** STORED RECORDS **
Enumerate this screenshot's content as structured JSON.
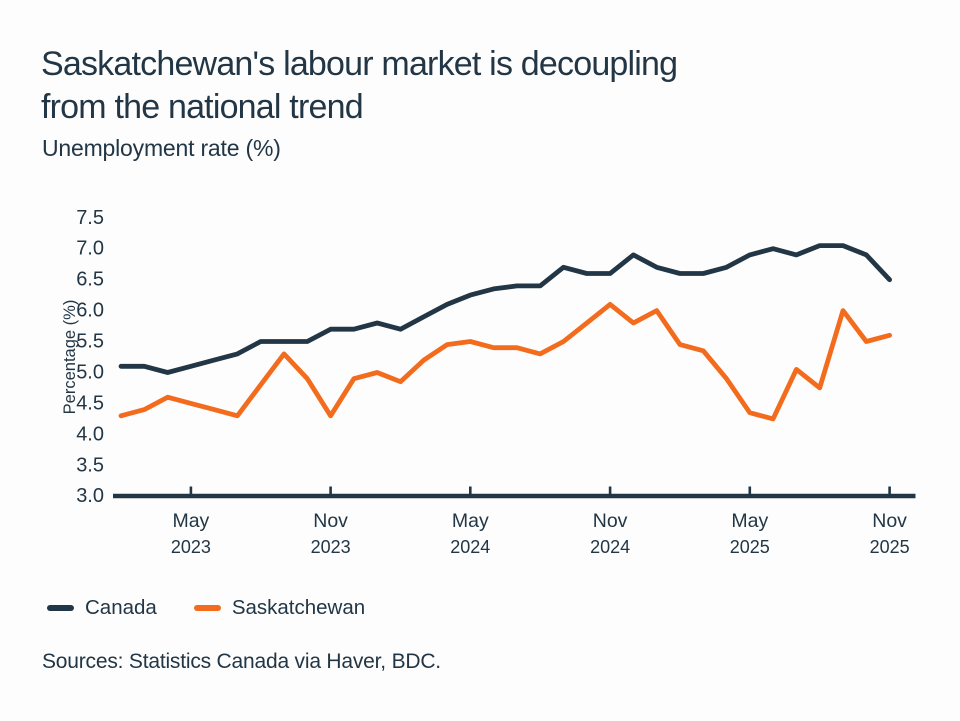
{
  "title": {
    "line1": "Saskatchewan's labour market is decoupling",
    "line2": "from the national trend",
    "full": "Saskatchewan's labour market is decoupling from the national trend"
  },
  "subtitle": "Unemployment rate (%)",
  "source": "Sources: Statistics Canada via Haver, BDC.",
  "colors": {
    "navy": "#223645",
    "orange": "#f36c1e",
    "background": "#fdfdfd"
  },
  "chart_data": {
    "type": "line",
    "title": "Saskatchewan's labour market is decoupling from the national trend",
    "subtitle": "Unemployment rate (%)",
    "ylabel": "Percentage (%)",
    "ylim": [
      3.0,
      7.5
    ],
    "yticks": [
      "3.0",
      "3.5",
      "4.0",
      "4.5",
      "5.0",
      "5.5",
      "6.0",
      "6.5",
      "7.0",
      "7.5"
    ],
    "grid": false,
    "legend_position": "bottom",
    "frequency": "monthly",
    "categories": [
      "Feb 2023",
      "Mar 2023",
      "Apr 2023",
      "May 2023",
      "Jun 2023",
      "Jul 2023",
      "Aug 2023",
      "Sep 2023",
      "Oct 2023",
      "Nov 2023",
      "Dec 2023",
      "Jan 2024",
      "Feb 2024",
      "Mar 2024",
      "Apr 2024",
      "May 2024",
      "Jun 2024",
      "Jul 2024",
      "Aug 2024",
      "Sep 2024",
      "Oct 2024",
      "Nov 2024",
      "Dec 2024",
      "Jan 2025",
      "Feb 2025",
      "Mar 2025",
      "Apr 2025",
      "May 2025",
      "Jun 2025",
      "Jul 2025",
      "Aug 2025",
      "Sep 2025",
      "Oct 2025",
      "Nov 2025"
    ],
    "xticks": [
      {
        "index": 3,
        "month": "May",
        "year": "2023"
      },
      {
        "index": 9,
        "month": "Nov",
        "year": "2023"
      },
      {
        "index": 15,
        "month": "May",
        "year": "2024"
      },
      {
        "index": 21,
        "month": "Nov",
        "year": "2024"
      },
      {
        "index": 27,
        "month": "May",
        "year": "2025"
      },
      {
        "index": 33,
        "month": "Nov",
        "year": "2025"
      }
    ],
    "series": [
      {
        "name": "Canada",
        "color": "#223645",
        "values": [
          5.1,
          5.1,
          5.0,
          5.1,
          5.2,
          5.3,
          5.5,
          5.5,
          5.5,
          5.7,
          5.7,
          5.8,
          5.7,
          5.9,
          6.1,
          6.25,
          6.35,
          6.4,
          6.4,
          6.7,
          6.6,
          6.6,
          6.9,
          6.7,
          6.6,
          6.6,
          6.7,
          6.9,
          7.0,
          6.9,
          7.05,
          7.05,
          6.9,
          6.5
        ]
      },
      {
        "name": "Saskatchewan",
        "color": "#f36c1e",
        "values": [
          4.3,
          4.4,
          4.6,
          4.5,
          4.4,
          4.3,
          4.8,
          5.3,
          4.9,
          4.3,
          4.9,
          5.0,
          4.85,
          5.2,
          5.45,
          5.5,
          5.4,
          5.4,
          5.3,
          5.5,
          5.8,
          6.1,
          5.8,
          6.0,
          5.45,
          5.35,
          4.9,
          4.35,
          4.25,
          5.05,
          4.75,
          6.0,
          5.5,
          5.6
        ]
      }
    ]
  }
}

** GIVEN REQUEST **
Except for the pictures, print the data above exactly.

** CORRECT RESPONSE **
Enumerate this screenshot's content as structured JSON.
{
  "title": {
    "line1": "Saskatchewan's labour market is decoupling",
    "line2": "from the national trend",
    "full": "Saskatchewan's labour market is decoupling from the national trend"
  },
  "subtitle": "Unemployment rate (%)",
  "source": "Sources: Statistics Canada via Haver, BDC.",
  "colors": {
    "navy": "#223645",
    "orange": "#f36c1e",
    "background": "#fdfdfd"
  },
  "chart_data": {
    "type": "line",
    "title": "Saskatchewan's labour market is decoupling from the national trend",
    "subtitle": "Unemployment rate (%)",
    "ylabel": "Percentage (%)",
    "ylim": [
      3.0,
      7.5
    ],
    "yticks": [
      "3.0",
      "3.5",
      "4.0",
      "4.5",
      "5.0",
      "5.5",
      "6.0",
      "6.5",
      "7.0",
      "7.5"
    ],
    "grid": false,
    "legend_position": "bottom",
    "frequency": "monthly",
    "categories": [
      "Feb 2023",
      "Mar 2023",
      "Apr 2023",
      "May 2023",
      "Jun 2023",
      "Jul 2023",
      "Aug 2023",
      "Sep 2023",
      "Oct 2023",
      "Nov 2023",
      "Dec 2023",
      "Jan 2024",
      "Feb 2024",
      "Mar 2024",
      "Apr 2024",
      "May 2024",
      "Jun 2024",
      "Jul 2024",
      "Aug 2024",
      "Sep 2024",
      "Oct 2024",
      "Nov 2024",
      "Dec 2024",
      "Jan 2025",
      "Feb 2025",
      "Mar 2025",
      "Apr 2025",
      "May 2025",
      "Jun 2025",
      "Jul 2025",
      "Aug 2025",
      "Sep 2025",
      "Oct 2025",
      "Nov 2025"
    ],
    "xticks": [
      {
        "index": 3,
        "month": "May",
        "year": "2023"
      },
      {
        "index": 9,
        "month": "Nov",
        "year": "2023"
      },
      {
        "index": 15,
        "month": "May",
        "year": "2024"
      },
      {
        "index": 21,
        "month": "Nov",
        "year": "2024"
      },
      {
        "index": 27,
        "month": "May",
        "year": "2025"
      },
      {
        "index": 33,
        "month": "Nov",
        "year": "2025"
      }
    ],
    "series": [
      {
        "name": "Canada",
        "color": "#223645",
        "values": [
          5.1,
          5.1,
          5.0,
          5.1,
          5.2,
          5.3,
          5.5,
          5.5,
          5.5,
          5.7,
          5.7,
          5.8,
          5.7,
          5.9,
          6.1,
          6.25,
          6.35,
          6.4,
          6.4,
          6.7,
          6.6,
          6.6,
          6.9,
          6.7,
          6.6,
          6.6,
          6.7,
          6.9,
          7.0,
          6.9,
          7.05,
          7.05,
          6.9,
          6.5
        ]
      },
      {
        "name": "Saskatchewan",
        "color": "#f36c1e",
        "values": [
          4.3,
          4.4,
          4.6,
          4.5,
          4.4,
          4.3,
          4.8,
          5.3,
          4.9,
          4.3,
          4.9,
          5.0,
          4.85,
          5.2,
          5.45,
          5.5,
          5.4,
          5.4,
          5.3,
          5.5,
          5.8,
          6.1,
          5.8,
          6.0,
          5.45,
          5.35,
          4.9,
          4.35,
          4.25,
          5.05,
          4.75,
          6.0,
          5.5,
          5.6
        ]
      }
    ]
  }
}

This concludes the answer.